╭─ Information given
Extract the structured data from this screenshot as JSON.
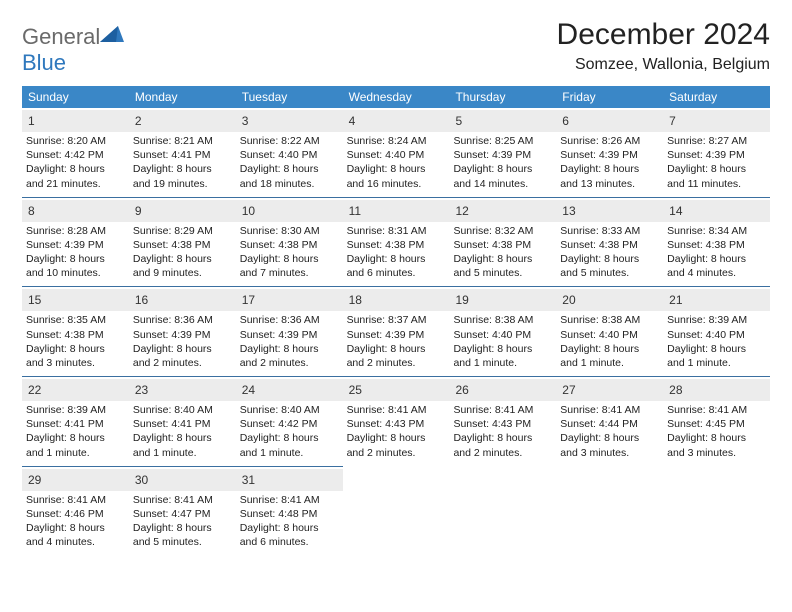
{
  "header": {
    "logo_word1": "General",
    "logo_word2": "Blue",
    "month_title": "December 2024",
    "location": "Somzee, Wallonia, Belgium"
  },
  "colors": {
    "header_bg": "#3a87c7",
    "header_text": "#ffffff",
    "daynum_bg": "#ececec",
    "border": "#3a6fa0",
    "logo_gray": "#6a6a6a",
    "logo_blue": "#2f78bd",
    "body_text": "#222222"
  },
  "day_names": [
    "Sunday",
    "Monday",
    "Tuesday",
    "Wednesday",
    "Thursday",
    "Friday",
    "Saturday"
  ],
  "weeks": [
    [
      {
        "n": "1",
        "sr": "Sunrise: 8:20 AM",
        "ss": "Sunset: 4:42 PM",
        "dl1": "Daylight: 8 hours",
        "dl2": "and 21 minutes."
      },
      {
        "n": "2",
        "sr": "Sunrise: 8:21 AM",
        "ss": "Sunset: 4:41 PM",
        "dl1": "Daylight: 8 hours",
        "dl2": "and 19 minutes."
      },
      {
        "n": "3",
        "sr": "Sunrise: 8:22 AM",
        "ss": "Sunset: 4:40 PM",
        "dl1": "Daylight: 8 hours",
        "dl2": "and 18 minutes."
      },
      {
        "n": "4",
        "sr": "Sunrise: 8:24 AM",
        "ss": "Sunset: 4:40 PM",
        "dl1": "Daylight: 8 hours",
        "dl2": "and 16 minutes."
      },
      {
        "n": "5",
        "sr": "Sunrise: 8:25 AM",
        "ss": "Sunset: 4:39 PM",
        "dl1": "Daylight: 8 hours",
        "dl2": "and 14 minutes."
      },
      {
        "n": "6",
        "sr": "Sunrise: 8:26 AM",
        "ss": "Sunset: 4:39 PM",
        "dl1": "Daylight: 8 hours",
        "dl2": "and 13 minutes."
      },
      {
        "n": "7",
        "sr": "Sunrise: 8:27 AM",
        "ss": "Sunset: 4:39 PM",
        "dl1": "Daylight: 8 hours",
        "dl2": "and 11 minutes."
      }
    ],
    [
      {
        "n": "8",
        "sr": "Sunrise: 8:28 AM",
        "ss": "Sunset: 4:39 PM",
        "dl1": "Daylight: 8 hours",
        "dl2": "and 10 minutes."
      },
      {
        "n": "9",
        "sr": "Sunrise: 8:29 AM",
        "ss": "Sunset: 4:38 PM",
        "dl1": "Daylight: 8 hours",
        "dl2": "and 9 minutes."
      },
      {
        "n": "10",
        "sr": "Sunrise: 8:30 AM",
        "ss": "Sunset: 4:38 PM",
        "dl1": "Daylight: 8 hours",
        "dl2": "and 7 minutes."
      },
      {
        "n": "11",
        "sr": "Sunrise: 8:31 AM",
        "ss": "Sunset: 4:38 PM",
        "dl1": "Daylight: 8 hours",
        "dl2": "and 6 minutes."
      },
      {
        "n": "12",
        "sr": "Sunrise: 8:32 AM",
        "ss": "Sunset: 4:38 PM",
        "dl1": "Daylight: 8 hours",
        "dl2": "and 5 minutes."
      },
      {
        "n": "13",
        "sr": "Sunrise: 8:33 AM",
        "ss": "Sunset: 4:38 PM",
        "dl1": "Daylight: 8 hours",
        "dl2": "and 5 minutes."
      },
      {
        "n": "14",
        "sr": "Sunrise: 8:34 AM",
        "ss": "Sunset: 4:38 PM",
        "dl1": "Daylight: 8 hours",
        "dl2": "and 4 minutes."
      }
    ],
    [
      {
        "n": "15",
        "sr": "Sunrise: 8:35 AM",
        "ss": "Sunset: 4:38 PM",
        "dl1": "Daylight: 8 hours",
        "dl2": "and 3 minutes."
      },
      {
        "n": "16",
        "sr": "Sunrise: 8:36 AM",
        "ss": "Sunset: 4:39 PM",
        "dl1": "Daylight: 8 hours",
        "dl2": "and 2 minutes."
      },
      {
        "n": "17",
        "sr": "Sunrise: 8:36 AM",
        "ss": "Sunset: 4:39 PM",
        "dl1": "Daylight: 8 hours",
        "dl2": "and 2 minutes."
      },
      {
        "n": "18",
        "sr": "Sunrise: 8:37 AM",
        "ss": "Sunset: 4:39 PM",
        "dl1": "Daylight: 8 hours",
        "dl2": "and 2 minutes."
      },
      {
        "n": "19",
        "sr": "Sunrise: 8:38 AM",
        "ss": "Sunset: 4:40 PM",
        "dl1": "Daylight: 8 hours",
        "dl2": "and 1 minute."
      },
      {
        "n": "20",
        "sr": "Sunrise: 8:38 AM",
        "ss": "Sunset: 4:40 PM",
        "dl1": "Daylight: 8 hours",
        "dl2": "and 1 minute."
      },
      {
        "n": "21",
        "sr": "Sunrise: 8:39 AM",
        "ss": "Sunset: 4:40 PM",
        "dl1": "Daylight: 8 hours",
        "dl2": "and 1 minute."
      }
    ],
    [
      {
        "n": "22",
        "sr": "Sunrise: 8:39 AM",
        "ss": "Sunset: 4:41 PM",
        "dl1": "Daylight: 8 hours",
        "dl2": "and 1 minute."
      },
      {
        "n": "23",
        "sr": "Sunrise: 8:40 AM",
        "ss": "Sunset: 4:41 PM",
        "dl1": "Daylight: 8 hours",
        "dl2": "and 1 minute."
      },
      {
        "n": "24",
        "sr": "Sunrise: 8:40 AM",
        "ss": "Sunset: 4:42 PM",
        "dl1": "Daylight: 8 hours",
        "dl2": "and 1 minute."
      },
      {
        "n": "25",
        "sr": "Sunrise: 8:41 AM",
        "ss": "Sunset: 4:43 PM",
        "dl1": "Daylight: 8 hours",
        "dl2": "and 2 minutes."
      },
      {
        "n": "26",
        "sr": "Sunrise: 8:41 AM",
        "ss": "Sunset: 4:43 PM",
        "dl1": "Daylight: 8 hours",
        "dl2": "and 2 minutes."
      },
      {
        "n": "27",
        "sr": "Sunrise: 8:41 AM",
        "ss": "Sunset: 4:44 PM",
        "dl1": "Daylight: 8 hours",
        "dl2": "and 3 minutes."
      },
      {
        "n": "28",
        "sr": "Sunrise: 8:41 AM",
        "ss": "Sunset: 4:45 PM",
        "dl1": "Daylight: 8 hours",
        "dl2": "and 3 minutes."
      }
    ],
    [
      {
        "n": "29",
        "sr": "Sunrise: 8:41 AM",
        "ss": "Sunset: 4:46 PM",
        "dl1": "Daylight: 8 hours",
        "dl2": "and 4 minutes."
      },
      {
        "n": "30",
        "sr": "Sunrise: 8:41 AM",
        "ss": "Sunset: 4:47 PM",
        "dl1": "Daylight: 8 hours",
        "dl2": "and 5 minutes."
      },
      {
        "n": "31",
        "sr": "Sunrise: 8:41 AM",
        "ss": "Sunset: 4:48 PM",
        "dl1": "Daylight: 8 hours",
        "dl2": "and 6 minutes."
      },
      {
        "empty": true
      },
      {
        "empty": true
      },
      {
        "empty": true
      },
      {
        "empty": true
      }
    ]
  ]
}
╰─
╭─ Information given
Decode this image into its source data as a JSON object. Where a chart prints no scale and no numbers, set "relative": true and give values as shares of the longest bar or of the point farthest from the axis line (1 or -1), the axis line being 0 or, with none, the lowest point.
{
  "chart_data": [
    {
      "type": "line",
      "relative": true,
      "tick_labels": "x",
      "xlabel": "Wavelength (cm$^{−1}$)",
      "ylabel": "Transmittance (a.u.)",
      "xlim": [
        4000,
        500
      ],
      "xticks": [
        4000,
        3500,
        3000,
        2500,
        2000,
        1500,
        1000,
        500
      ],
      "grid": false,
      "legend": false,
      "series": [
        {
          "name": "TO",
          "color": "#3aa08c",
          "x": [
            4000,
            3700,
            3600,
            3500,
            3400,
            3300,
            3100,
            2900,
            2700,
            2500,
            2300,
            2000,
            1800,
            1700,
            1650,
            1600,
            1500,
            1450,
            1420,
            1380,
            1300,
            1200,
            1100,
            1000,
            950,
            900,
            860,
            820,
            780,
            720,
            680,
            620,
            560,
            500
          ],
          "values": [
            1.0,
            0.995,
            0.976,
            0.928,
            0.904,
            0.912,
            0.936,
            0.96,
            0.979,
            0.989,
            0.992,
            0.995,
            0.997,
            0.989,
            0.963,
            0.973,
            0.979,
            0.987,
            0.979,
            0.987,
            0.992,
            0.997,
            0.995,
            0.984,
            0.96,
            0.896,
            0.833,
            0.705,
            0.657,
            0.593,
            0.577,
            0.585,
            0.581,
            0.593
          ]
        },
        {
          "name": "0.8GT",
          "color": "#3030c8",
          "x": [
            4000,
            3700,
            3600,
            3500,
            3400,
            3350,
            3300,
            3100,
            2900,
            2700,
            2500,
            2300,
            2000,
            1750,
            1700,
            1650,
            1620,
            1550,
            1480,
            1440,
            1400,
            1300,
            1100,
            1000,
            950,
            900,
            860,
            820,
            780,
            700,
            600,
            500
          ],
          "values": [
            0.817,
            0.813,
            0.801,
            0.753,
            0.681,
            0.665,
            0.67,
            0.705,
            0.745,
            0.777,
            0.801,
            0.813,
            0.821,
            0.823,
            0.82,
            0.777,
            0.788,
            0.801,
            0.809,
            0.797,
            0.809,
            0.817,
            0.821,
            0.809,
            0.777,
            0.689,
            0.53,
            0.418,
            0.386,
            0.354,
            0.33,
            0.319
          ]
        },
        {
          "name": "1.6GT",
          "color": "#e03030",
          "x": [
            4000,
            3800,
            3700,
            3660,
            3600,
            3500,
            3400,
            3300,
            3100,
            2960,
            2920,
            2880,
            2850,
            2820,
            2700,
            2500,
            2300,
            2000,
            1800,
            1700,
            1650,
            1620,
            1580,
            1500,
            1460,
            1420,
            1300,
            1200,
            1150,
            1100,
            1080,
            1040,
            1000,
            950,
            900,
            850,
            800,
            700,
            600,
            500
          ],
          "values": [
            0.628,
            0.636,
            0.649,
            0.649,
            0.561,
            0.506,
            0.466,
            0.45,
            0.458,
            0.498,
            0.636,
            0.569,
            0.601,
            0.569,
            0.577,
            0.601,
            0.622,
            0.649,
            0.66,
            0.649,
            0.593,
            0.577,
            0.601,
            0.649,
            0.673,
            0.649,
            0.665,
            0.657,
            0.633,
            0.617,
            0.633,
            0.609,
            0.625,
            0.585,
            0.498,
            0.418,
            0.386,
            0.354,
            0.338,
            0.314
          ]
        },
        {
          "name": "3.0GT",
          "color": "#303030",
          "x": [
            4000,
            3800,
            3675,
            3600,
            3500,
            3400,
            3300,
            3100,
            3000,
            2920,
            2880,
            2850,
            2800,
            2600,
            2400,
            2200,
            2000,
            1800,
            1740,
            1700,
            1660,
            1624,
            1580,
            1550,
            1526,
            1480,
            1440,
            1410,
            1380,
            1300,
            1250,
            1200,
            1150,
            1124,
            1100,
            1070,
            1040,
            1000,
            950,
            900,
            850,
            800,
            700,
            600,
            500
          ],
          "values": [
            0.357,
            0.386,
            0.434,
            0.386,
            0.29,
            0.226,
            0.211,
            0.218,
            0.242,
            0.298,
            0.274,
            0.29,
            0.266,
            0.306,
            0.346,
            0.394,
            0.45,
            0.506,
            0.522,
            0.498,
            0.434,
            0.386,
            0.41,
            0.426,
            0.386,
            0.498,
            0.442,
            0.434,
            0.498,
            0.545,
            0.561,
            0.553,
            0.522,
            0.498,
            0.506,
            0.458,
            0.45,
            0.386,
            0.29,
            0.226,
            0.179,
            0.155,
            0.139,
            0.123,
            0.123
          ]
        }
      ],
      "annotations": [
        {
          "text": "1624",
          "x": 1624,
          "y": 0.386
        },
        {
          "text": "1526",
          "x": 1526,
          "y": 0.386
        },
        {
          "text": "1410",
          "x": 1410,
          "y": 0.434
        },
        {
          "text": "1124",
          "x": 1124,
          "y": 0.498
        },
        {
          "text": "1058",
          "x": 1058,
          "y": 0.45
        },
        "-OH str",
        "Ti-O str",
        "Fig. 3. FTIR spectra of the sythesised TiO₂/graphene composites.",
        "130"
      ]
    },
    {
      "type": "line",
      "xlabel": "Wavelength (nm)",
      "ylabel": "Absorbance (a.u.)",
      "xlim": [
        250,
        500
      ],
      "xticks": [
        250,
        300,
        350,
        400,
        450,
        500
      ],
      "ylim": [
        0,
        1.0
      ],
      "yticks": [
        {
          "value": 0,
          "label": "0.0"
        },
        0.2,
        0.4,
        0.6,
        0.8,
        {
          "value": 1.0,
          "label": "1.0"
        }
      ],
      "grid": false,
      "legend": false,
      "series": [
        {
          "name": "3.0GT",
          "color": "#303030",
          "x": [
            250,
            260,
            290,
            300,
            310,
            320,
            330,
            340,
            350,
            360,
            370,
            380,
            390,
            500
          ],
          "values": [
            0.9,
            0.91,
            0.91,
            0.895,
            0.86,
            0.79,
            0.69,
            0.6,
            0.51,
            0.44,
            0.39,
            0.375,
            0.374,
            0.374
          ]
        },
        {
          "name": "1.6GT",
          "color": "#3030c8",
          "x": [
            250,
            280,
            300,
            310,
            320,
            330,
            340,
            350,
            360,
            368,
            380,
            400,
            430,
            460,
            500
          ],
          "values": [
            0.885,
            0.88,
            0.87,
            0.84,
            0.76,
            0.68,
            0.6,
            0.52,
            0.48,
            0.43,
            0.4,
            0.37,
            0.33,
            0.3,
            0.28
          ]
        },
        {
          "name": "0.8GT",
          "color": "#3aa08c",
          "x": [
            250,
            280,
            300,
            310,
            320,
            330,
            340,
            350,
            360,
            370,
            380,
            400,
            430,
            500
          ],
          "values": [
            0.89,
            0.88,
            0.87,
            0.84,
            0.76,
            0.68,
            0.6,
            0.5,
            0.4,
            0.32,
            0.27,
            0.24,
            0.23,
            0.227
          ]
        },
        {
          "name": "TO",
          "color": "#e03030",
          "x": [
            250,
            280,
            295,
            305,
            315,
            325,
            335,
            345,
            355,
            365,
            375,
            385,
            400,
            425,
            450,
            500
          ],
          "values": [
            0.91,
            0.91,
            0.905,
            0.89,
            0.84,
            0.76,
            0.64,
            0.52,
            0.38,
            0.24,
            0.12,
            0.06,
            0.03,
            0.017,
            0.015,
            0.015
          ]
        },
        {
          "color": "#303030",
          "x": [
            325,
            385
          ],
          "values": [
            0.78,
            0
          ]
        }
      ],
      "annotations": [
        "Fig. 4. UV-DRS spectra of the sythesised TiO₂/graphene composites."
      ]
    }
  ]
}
╰─
◆ **Exercise**: Using the records above, select and copy every line that has the word "JSON".

◆ **Task output**:
Extract the structured data from this screenshot as JSON.
Decode this image into its source data as a JSON object. Where a chart prints no scale and no numbers, set "relative": true and give values as shares of the longest bar or of the point farthest from the axis line (1 or -1), the axis line being 0 or, with none, the lowest point.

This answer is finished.